- [Written task]
Every entry below must be repeated exactly; skip the pictures.

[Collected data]
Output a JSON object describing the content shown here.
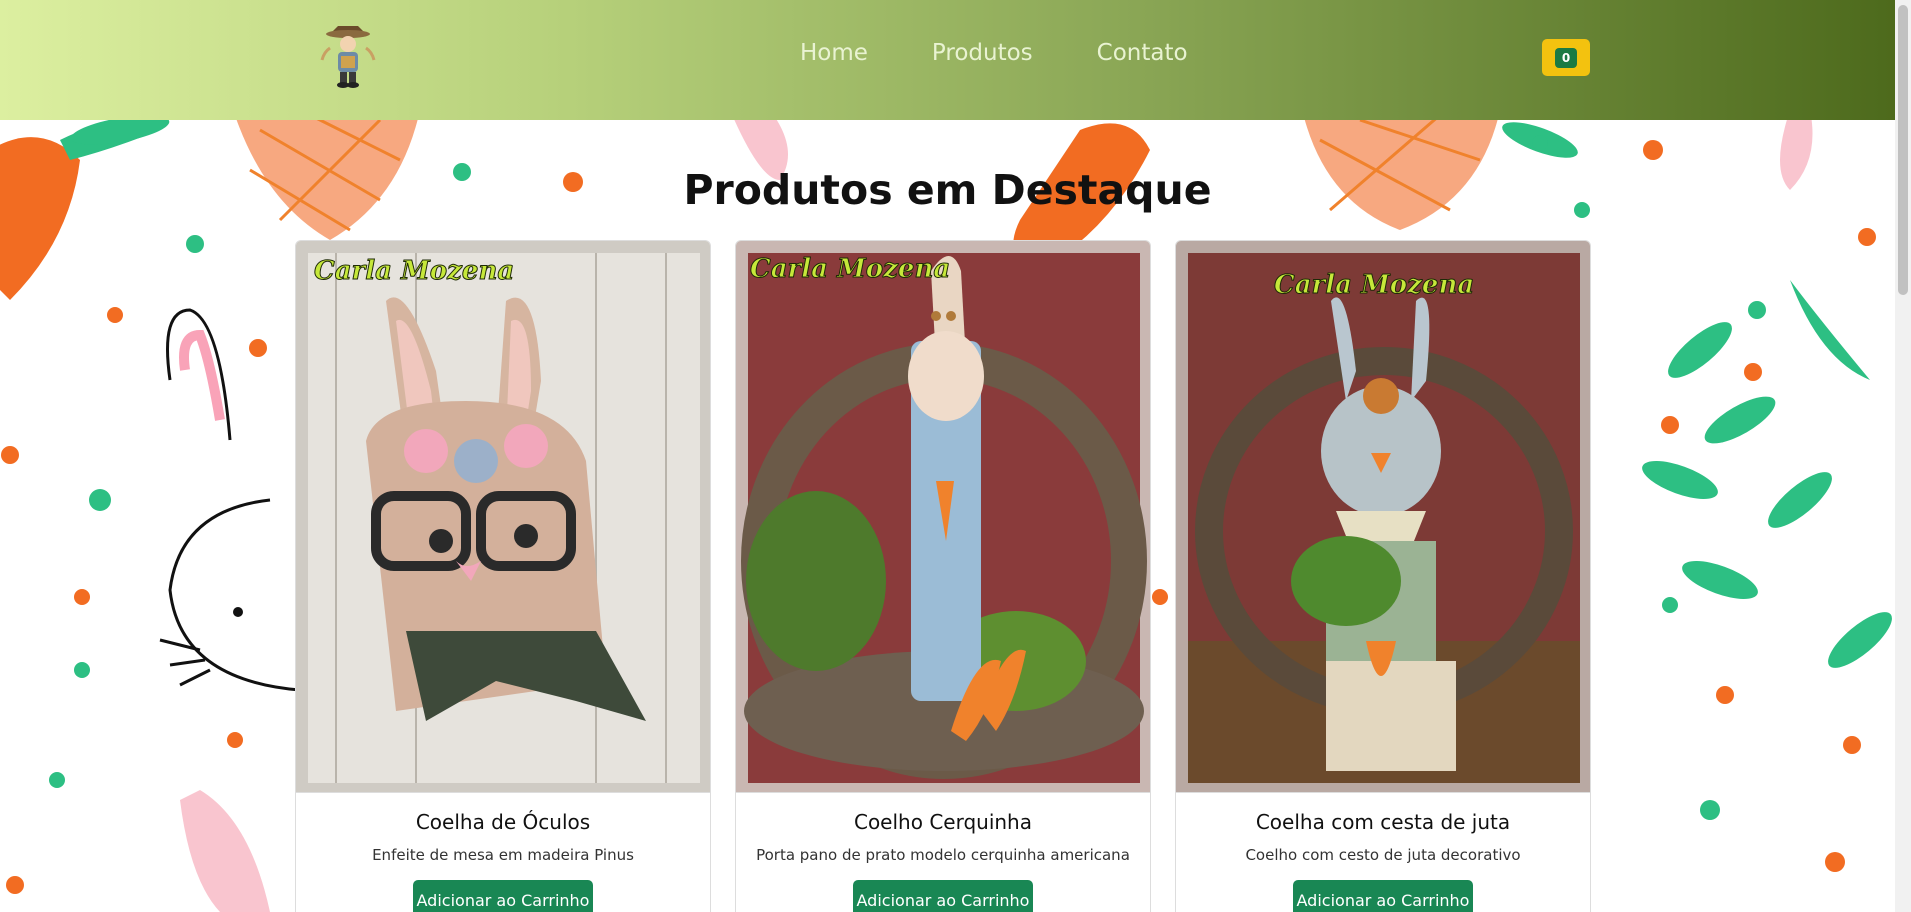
{
  "navbar": {
    "logo_icon": "scarecrow-doll-logo",
    "links": [
      {
        "label": "Home"
      },
      {
        "label": "Produtos"
      },
      {
        "label": "Contato"
      }
    ],
    "cart_count": "0"
  },
  "main": {
    "section_title": "Produtos em Destaque",
    "products": [
      {
        "watermark": "Carla Mozena",
        "title": "Coelha de Óculos",
        "description": "Enfeite de mesa em madeira Pinus",
        "button_label": "Adicionar ao Carrinho"
      },
      {
        "watermark": "Carla Mozena",
        "title": "Coelho Cerquinha",
        "description": "Porta pano de prato modelo cerquinha americana",
        "button_label": "Adicionar ao Carrinho"
      },
      {
        "watermark": "Carla Mozena",
        "title": "Coelha com cesta de juta",
        "description": "Coelho com cesto de juta decorativo",
        "button_label": "Adicionar ao Carrinho"
      }
    ]
  },
  "colors": {
    "accent": "#198754",
    "cart": "#f3c20f",
    "header_start": "#dcefa0",
    "header_end": "#4d6a1c"
  }
}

- [Written reply]
Output a JSON object describing the content shown here.
{
  "navbar": {
    "logo_icon": "scarecrow-doll-logo",
    "links": [
      {
        "label": "Home"
      },
      {
        "label": "Produtos"
      },
      {
        "label": "Contato"
      }
    ],
    "cart_count": "0"
  },
  "main": {
    "section_title": "Produtos em Destaque",
    "products": [
      {
        "watermark": "Carla Mozena",
        "title": "Coelha de Óculos",
        "description": "Enfeite de mesa em madeira Pinus",
        "button_label": "Adicionar ao Carrinho"
      },
      {
        "watermark": "Carla Mozena",
        "title": "Coelho Cerquinha",
        "description": "Porta pano de prato modelo cerquinha americana",
        "button_label": "Adicionar ao Carrinho"
      },
      {
        "watermark": "Carla Mozena",
        "title": "Coelha com cesta de juta",
        "description": "Coelho com cesto de juta decorativo",
        "button_label": "Adicionar ao Carrinho"
      }
    ]
  },
  "colors": {
    "accent": "#198754",
    "cart": "#f3c20f",
    "header_start": "#dcefa0",
    "header_end": "#4d6a1c"
  }
}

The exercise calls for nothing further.